BEGIN
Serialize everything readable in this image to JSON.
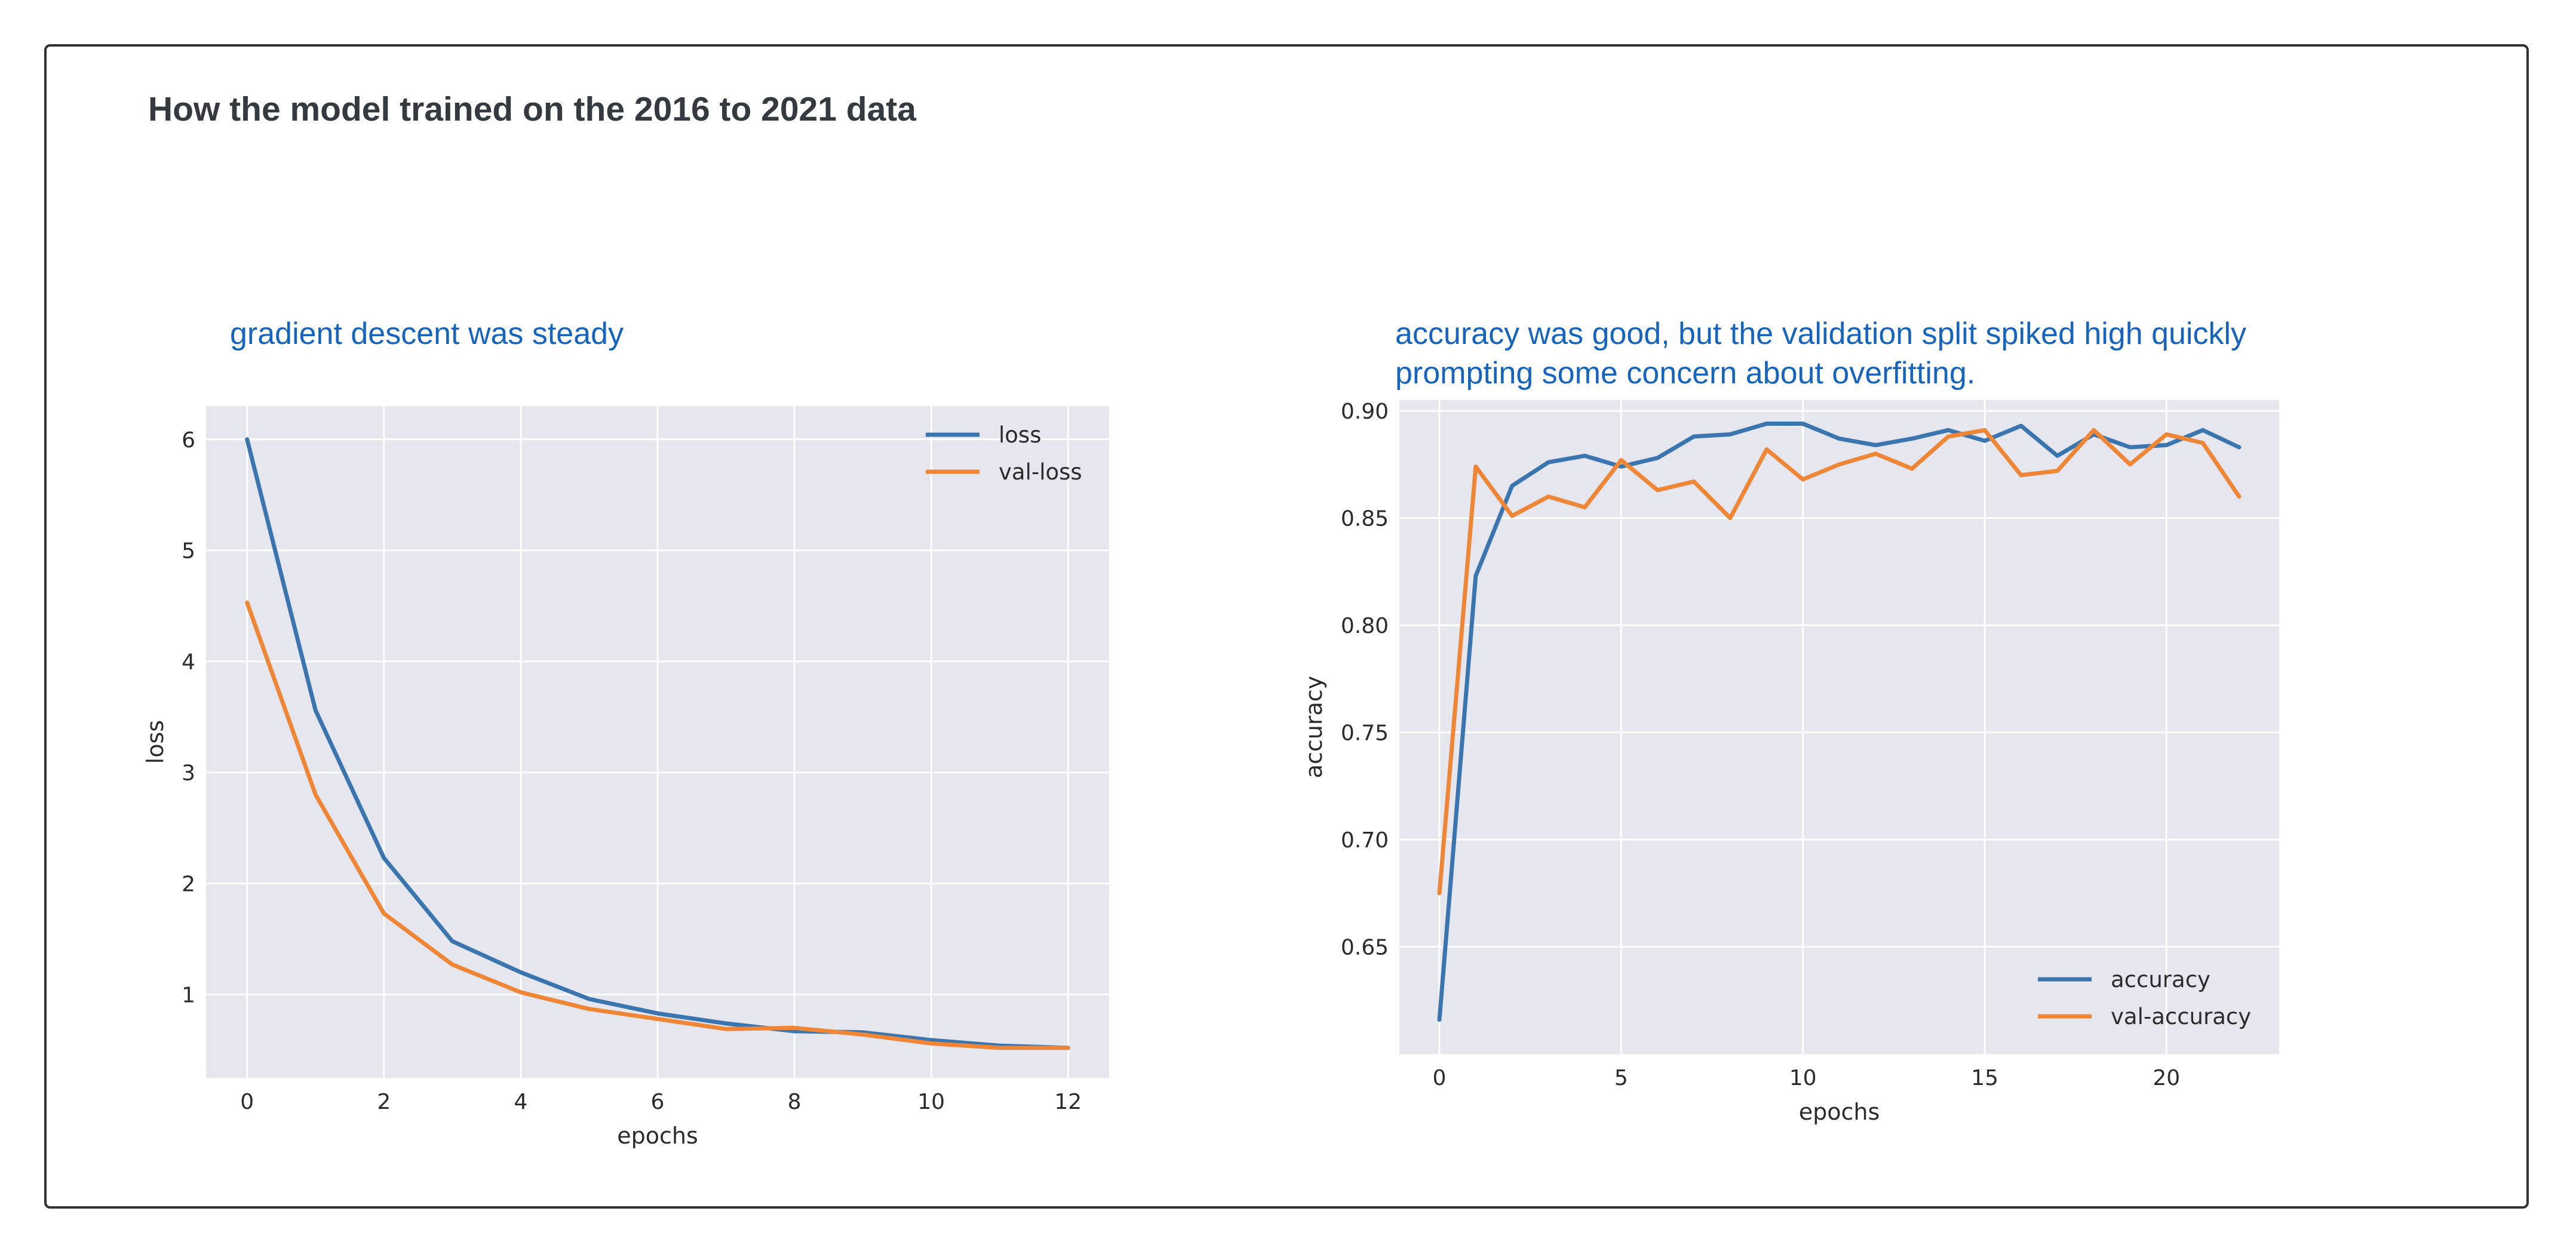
{
  "page_title": "How the model trained on the 2016 to 2021 data",
  "colors": {
    "blue_series": "#3b75af",
    "orange_series": "#ef8636",
    "plot_background": "#e6e6ef",
    "grid": "#ffffff",
    "caption": "#1565c0"
  },
  "chart_data": [
    {
      "type": "line",
      "caption": "gradient descent was steady",
      "xlabel": "epochs",
      "ylabel": "loss",
      "xlim": [
        -0.6,
        12.6
      ],
      "ylim": [
        0.25,
        6.3
      ],
      "x_ticks": [
        0,
        2,
        4,
        6,
        8,
        10,
        12
      ],
      "y_ticks": [
        1,
        2,
        3,
        4,
        5,
        6
      ],
      "grid": true,
      "legend_position": "top-right",
      "x": [
        0,
        1,
        2,
        3,
        4,
        5,
        6,
        7,
        8,
        9,
        10,
        11,
        12
      ],
      "series": [
        {
          "name": "loss",
          "color": "#3b75af",
          "values": [
            6.0,
            3.56,
            2.23,
            1.48,
            1.2,
            0.96,
            0.83,
            0.74,
            0.67,
            0.66,
            0.59,
            0.54,
            0.52
          ]
        },
        {
          "name": "val-loss",
          "color": "#ef8636",
          "values": [
            4.53,
            2.8,
            1.73,
            1.27,
            1.02,
            0.87,
            0.78,
            0.69,
            0.7,
            0.64,
            0.56,
            0.52,
            0.52
          ]
        }
      ]
    },
    {
      "type": "line",
      "caption": "accuracy was good, but the validation split spiked high quickly prompting some concern about overfitting.",
      "xlabel": "epochs",
      "ylabel": "accuracy",
      "xlim": [
        -1.1,
        23.1
      ],
      "ylim": [
        0.6,
        0.905
      ],
      "x_ticks": [
        0,
        5,
        10,
        15,
        20
      ],
      "y_ticks": [
        0.65,
        0.7,
        0.75,
        0.8,
        0.85,
        0.9
      ],
      "grid": true,
      "legend_position": "bottom-right",
      "x": [
        0,
        1,
        2,
        3,
        4,
        5,
        6,
        7,
        8,
        9,
        10,
        11,
        12,
        13,
        14,
        15,
        16,
        17,
        18,
        19,
        20,
        21,
        22
      ],
      "series": [
        {
          "name": "accuracy",
          "color": "#3b75af",
          "values": [
            0.616,
            0.823,
            0.865,
            0.876,
            0.879,
            0.874,
            0.878,
            0.888,
            0.889,
            0.894,
            0.894,
            0.887,
            0.884,
            0.887,
            0.891,
            0.886,
            0.893,
            0.879,
            0.889,
            0.883,
            0.884,
            0.891,
            0.883
          ]
        },
        {
          "name": "val-accuracy",
          "color": "#ef8636",
          "values": [
            0.675,
            0.874,
            0.851,
            0.86,
            0.855,
            0.877,
            0.863,
            0.867,
            0.85,
            0.882,
            0.868,
            0.875,
            0.88,
            0.873,
            0.888,
            0.891,
            0.87,
            0.872,
            0.891,
            0.875,
            0.889,
            0.885,
            0.86
          ]
        }
      ]
    }
  ]
}
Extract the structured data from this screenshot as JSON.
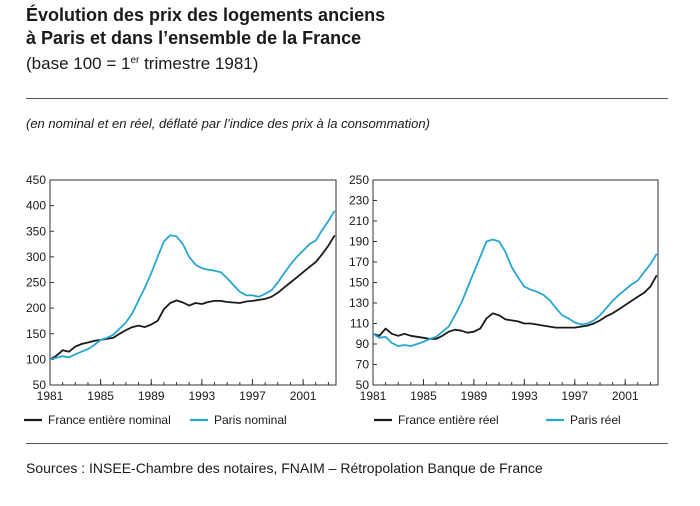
{
  "header": {
    "title_line1": "Évolution des prix des logements anciens",
    "title_line2": "à Paris et dans l’ensemble de la France",
    "base_prefix": "(base 100 = 1",
    "base_sup": "er",
    "base_suffix": " trimestre 1981)",
    "note": "(en nominal et en réel, déflaté par l’indice des prix à la consommation)"
  },
  "footer": {
    "sources": "Sources : INSEE-Chambre des notaires, FNAIM – Rétropolation Banque de France"
  },
  "colors": {
    "france": "#1a1a1a",
    "paris": "#29a6d0"
  },
  "chart_data": [
    {
      "type": "line",
      "xlim": [
        1981,
        2003.6
      ],
      "ylim": [
        50,
        450
      ],
      "yticks": [
        50,
        100,
        150,
        200,
        250,
        300,
        350,
        400,
        450
      ],
      "xticks": [
        1981,
        1985,
        1989,
        1993,
        1997,
        2001
      ],
      "x": [
        1981,
        1981.5,
        1982,
        1982.5,
        1983,
        1983.5,
        1984,
        1984.5,
        1985,
        1985.5,
        1986,
        1986.5,
        1987,
        1987.5,
        1988,
        1988.5,
        1989,
        1989.5,
        1990,
        1990.5,
        1991,
        1991.5,
        1992,
        1992.5,
        1993,
        1993.5,
        1994,
        1994.5,
        1995,
        1995.5,
        1996,
        1996.5,
        1997,
        1997.5,
        1998,
        1998.5,
        1999,
        1999.5,
        2000,
        2000.5,
        2001,
        2001.5,
        2002,
        2002.5,
        2003,
        2003.5
      ],
      "series": [
        {
          "name": "France entière nominal",
          "values": [
            100,
            107,
            118,
            115,
            125,
            130,
            133,
            136,
            138,
            140,
            142,
            150,
            157,
            163,
            166,
            163,
            168,
            175,
            198,
            210,
            215,
            211,
            205,
            210,
            208,
            212,
            214,
            214,
            212,
            211,
            210,
            213,
            214,
            216,
            218,
            222,
            230,
            240,
            250,
            260,
            270,
            280,
            290,
            305,
            322,
            342
          ]
        },
        {
          "name": "Paris nominal",
          "values": [
            100,
            103,
            106,
            104,
            110,
            115,
            120,
            128,
            138,
            142,
            148,
            160,
            172,
            190,
            215,
            240,
            268,
            300,
            330,
            342,
            340,
            325,
            300,
            285,
            278,
            275,
            273,
            270,
            258,
            245,
            232,
            225,
            225,
            222,
            228,
            235,
            250,
            268,
            285,
            300,
            312,
            325,
            332,
            352,
            370,
            390
          ]
        }
      ]
    },
    {
      "type": "line",
      "xlim": [
        1981,
        2003.6
      ],
      "ylim": [
        50,
        250
      ],
      "yticks": [
        50,
        70,
        90,
        110,
        130,
        150,
        170,
        190,
        210,
        230,
        250
      ],
      "xticks": [
        1981,
        1985,
        1989,
        1993,
        1997,
        2001
      ],
      "x": [
        1981,
        1981.5,
        1982,
        1982.5,
        1983,
        1983.5,
        1984,
        1984.5,
        1985,
        1985.5,
        1986,
        1986.5,
        1987,
        1987.5,
        1988,
        1988.5,
        1989,
        1989.5,
        1990,
        1990.5,
        1991,
        1991.5,
        1992,
        1992.5,
        1993,
        1993.5,
        1994,
        1994.5,
        1995,
        1995.5,
        1996,
        1996.5,
        1997,
        1997.5,
        1998,
        1998.5,
        1999,
        1999.5,
        2000,
        2000.5,
        2001,
        2001.5,
        2002,
        2002.5,
        2003,
        2003.5
      ],
      "series": [
        {
          "name": "France entière réel",
          "values": [
            100,
            98,
            105,
            100,
            98,
            100,
            98,
            97,
            96,
            95,
            95,
            98,
            102,
            104,
            103,
            101,
            102,
            105,
            115,
            120,
            118,
            114,
            113,
            112,
            110,
            110,
            109,
            108,
            107,
            106,
            106,
            106,
            106,
            107,
            108,
            110,
            113,
            117,
            120,
            124,
            128,
            132,
            136,
            140,
            146,
            157
          ]
        },
        {
          "name": "Paris réel",
          "values": [
            100,
            96,
            97,
            91,
            88,
            89,
            88,
            90,
            92,
            95,
            97,
            102,
            107,
            118,
            130,
            145,
            160,
            175,
            190,
            192,
            190,
            180,
            165,
            155,
            146,
            143,
            141,
            138,
            133,
            125,
            118,
            115,
            111,
            109,
            110,
            113,
            118,
            125,
            132,
            138,
            143,
            148,
            152,
            160,
            168,
            178
          ]
        }
      ]
    }
  ]
}
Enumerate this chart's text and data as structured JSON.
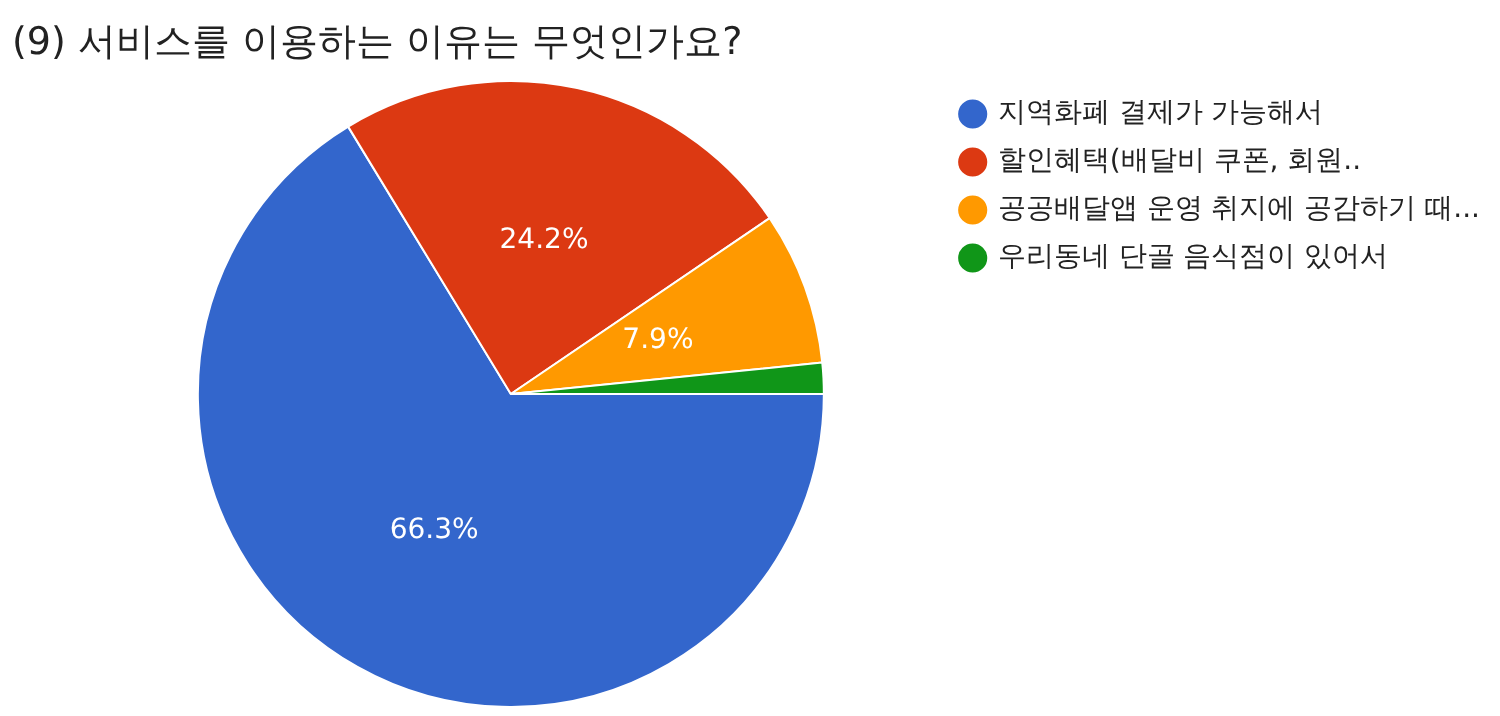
{
  "chart_data": {
    "type": "pie",
    "title": "(9) 서비스를 이용하는 이유는 무엇인가요?",
    "categories": [
      "지역화폐 결제가 가능해서",
      "할인혜택(배달비 쿠폰, 회원..",
      "공공배달앱 운영 취지에 공감하기 때...",
      "우리동네 단골 음식점이 있어서"
    ],
    "values": [
      66.3,
      24.2,
      7.9,
      1.6
    ],
    "colors": [
      "#3366cc",
      "#dc3912",
      "#ff9900",
      "#109618"
    ],
    "value_labels": [
      "66.3%",
      "24.2%",
      "7.9%",
      null
    ],
    "legend": "top right"
  }
}
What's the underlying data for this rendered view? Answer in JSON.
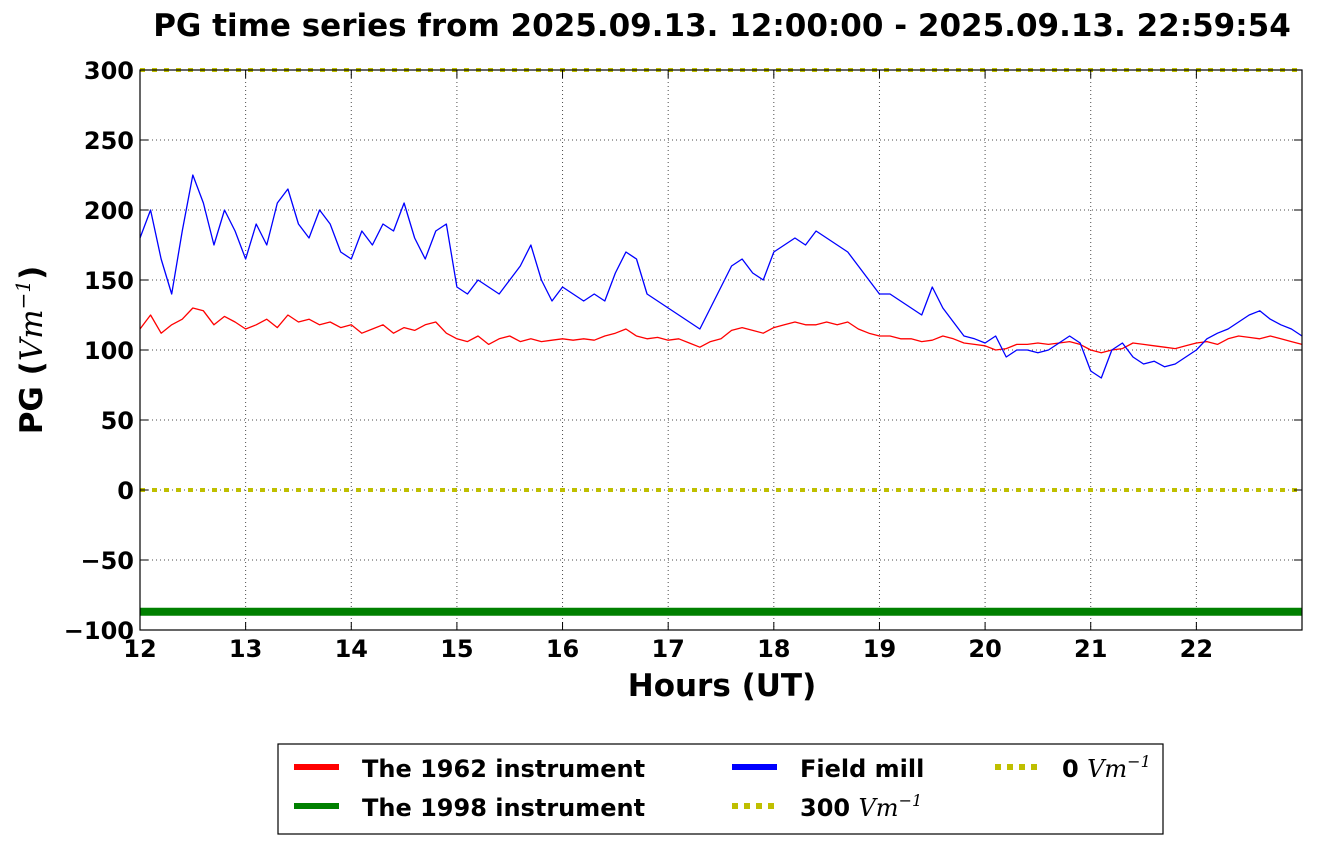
END
Short task: The copy should begin at the line containing "Enumerate this chart's" and end at the last line of the data above; please restate those lines word for word without the pictures.

Finished exercise:
Enumerate this chart's text and data as structured JSON.
{
  "chart_data": {
    "type": "pie",
    "title": "(9) 서비스를 이용하는 이유는 무엇인가요?",
    "categories": [
      "지역화폐 결제가 가능해서",
      "할인혜택(배달비 쿠폰, 회원..",
      "공공배달앱 운영 취지에 공감하기 때...",
      "우리동네 단골 음식점이 있어서"
    ],
    "values": [
      66.3,
      24.2,
      7.9,
      1.6
    ],
    "colors": [
      "#3366cc",
      "#dc3912",
      "#ff9900",
      "#109618"
    ],
    "value_labels": [
      "66.3%",
      "24.2%",
      "7.9%",
      null
    ],
    "legend": "top right"
  }
}
What's the underlying data for this rendered view? Answer in JSON.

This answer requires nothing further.